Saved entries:
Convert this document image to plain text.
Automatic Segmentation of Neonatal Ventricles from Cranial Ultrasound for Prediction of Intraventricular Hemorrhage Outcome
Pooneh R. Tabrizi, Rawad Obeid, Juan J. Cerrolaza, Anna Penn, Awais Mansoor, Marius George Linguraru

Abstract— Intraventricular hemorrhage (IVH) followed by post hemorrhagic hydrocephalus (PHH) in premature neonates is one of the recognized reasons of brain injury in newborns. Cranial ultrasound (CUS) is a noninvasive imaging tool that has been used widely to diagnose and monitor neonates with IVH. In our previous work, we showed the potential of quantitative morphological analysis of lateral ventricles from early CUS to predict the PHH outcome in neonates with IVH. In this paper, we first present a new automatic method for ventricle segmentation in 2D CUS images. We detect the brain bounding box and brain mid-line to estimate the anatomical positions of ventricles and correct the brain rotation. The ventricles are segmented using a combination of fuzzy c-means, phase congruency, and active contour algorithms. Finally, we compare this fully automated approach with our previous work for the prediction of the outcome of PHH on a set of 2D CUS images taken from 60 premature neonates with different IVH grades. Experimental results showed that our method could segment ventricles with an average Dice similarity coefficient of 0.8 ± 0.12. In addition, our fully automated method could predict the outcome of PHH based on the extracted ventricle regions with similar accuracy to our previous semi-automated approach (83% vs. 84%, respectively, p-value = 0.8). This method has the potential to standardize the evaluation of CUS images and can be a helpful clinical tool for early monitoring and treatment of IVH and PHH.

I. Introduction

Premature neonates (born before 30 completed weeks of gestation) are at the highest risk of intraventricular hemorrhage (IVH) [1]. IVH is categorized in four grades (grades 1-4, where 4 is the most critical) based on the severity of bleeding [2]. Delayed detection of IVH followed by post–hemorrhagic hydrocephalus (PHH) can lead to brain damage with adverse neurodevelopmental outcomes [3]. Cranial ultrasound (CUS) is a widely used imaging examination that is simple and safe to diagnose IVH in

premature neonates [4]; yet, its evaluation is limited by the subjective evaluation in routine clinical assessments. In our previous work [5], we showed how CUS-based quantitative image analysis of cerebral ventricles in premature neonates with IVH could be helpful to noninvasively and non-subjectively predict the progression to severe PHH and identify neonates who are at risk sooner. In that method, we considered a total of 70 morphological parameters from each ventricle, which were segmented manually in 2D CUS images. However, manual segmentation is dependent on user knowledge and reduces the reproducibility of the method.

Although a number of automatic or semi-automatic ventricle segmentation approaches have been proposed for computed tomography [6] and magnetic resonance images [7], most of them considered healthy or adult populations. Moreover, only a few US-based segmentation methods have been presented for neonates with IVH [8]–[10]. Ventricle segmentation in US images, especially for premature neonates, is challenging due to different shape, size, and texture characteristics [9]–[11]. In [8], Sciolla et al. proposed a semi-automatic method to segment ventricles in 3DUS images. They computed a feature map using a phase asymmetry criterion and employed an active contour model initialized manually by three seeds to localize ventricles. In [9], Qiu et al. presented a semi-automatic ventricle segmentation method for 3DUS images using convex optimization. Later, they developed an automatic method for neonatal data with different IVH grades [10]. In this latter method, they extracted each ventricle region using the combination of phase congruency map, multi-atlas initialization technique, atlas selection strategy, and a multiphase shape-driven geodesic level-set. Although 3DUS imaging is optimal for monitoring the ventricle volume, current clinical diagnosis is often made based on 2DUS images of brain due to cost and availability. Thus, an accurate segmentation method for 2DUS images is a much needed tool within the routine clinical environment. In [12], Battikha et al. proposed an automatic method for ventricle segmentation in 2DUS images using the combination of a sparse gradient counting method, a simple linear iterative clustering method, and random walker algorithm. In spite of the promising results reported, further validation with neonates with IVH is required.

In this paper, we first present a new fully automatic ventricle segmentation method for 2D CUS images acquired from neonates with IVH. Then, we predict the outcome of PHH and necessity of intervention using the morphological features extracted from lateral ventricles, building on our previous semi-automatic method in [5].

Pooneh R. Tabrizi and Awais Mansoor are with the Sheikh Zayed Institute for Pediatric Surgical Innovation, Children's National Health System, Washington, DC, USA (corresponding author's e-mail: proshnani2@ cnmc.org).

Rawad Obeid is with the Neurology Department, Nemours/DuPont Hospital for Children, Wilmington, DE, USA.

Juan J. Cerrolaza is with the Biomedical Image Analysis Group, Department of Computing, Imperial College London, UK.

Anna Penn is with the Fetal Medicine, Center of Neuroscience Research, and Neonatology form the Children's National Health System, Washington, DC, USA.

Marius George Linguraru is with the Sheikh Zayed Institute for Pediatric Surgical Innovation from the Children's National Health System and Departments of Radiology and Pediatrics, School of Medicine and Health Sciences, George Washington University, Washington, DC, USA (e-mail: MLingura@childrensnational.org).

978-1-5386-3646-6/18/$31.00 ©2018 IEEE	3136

▸ **Task description**:
Within the material above, find the lines that contain the word "Anna"; copy them.

▸ **Full output**:
Pooneh R. Tabrizi, Rawad Obeid, Juan J. Cerrolaza, Anna Penn, Awais Mansoor, Marius George Linguraru
Anna Penn is with the Fetal Medicine, Center of Neuroscience Research, and Neonatology form the Children's National Health System, Washington, DC, USA.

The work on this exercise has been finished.